>> START
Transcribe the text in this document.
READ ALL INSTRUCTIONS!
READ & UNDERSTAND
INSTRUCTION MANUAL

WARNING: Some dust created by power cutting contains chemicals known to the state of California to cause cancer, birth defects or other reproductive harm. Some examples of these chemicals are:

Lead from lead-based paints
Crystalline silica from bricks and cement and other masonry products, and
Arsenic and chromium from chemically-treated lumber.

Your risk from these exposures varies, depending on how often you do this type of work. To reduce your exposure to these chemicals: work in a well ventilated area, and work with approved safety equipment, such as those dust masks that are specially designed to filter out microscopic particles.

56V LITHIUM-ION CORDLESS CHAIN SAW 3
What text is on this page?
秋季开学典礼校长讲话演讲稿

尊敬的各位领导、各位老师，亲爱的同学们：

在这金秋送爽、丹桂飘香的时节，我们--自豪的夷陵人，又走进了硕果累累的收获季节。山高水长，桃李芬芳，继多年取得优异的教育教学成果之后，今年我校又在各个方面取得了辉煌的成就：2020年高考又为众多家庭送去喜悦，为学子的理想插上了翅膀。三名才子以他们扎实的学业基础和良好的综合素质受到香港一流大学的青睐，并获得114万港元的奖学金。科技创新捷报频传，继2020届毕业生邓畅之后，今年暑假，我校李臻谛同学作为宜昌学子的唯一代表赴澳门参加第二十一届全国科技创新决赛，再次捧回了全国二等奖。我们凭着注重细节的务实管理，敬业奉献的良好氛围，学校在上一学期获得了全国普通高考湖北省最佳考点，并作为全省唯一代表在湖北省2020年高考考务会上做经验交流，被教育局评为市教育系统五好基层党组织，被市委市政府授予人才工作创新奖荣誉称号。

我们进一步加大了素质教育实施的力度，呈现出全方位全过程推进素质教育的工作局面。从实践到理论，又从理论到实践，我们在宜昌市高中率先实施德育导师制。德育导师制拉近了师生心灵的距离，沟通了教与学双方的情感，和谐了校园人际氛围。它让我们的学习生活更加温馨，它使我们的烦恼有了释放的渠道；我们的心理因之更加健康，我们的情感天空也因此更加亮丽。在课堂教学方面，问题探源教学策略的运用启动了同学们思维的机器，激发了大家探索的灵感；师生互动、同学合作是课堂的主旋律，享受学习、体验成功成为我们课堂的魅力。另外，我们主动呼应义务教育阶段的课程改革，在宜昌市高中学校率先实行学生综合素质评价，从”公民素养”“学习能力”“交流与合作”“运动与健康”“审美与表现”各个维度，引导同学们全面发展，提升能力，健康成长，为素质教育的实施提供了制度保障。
>> END
# WHAT TO WORK ON:
Reproduce every record above exactly as it appears.

# RESPONSE TO THIS TASK:
Transcribe the text in this document.
READ ALL INSTRUCTIONS!
READ & UNDERSTAND
INSTRUCTION MANUAL

WARNING: Some dust created by power cutting contains chemicals known to the state of California to cause cancer, birth defects or other reproductive harm. Some examples of these chemicals are:

Lead from lead-based paints
Crystalline silica from bricks and cement and other masonry products, and
Arsenic and chromium from chemically-treated lumber.

Your risk from these exposures varies, depending on how often you do this type of work. To reduce your exposure to these chemicals: work in a well ventilated area, and work with approved safety equipment, such as those dust masks that are specially designed to filter out microscopic particles.

56V LITHIUM-ION CORDLESS CHAIN SAW 3
What text is on this page?
秋季开学典礼校长讲话演讲稿

尊敬的各位领导、各位老师，亲爱的同学们：

在这金秋送爽、丹桂飘香的时节，我们--自豪的夷陵人，又走进了硕果累累的收获季节。山高水长，桃李芬芳，继多年取得优异的教育教学成果之后，今年我校又在各个方面取得了辉煌的成就：2020年高考又为众多家庭送去喜悦，为学子的理想插上了翅膀。三名才子以他们扎实的学业基础和良好的综合素质受到香港一流大学的青睐，并获得114万港元的奖学金。科技创新捷报频传，继2020届毕业生邓畅之后，今年暑假，我校李臻谛同学作为宜昌学子的唯一代表赴澳门参加第二十一届全国科技创新决赛，再次捧回了全国二等奖。我们凭着注重细节的务实管理，敬业奉献的良好氛围，学校在上一学期获得了全国普通高考湖北省最佳考点，并作为全省唯一代表在湖北省2020年高考考务会上做经验交流，被教育局评为市教育系统五好基层党组织，被市委市政府授予人才工作创新奖荣誉称号。

我们进一步加大了素质教育实施的力度，呈现出全方位全过程推进素质教育的工作局面。从实践到理论，又从理论到实践，我们在宜昌市高中率先实施德育导师制。德育导师制拉近了师生心灵的距离，沟通了教与学双方的情感，和谐了校园人际氛围。它让我们的学习生活更加温馨，它使我们的烦恼有了释放的渠道；我们的心理因之更加健康，我们的情感天空也因此更加亮丽。在课堂教学方面，问题探源教学策略的运用启动了同学们思维的机器，激发了大家探索的灵感；师生互动、同学合作是课堂的主旋律，享受学习、体验成功成为我们课堂的魅力。另外，我们主动呼应义务教育阶段的课程改革，在宜昌市高中学校率先实行学生综合素质评价，从”公民素养”“学习能力”“交流与合作”“运动与健康”“审美与表现”各个维度，引导同学们全面发展，提升能力，健康成长，为素质教育的实施提供了制度保障。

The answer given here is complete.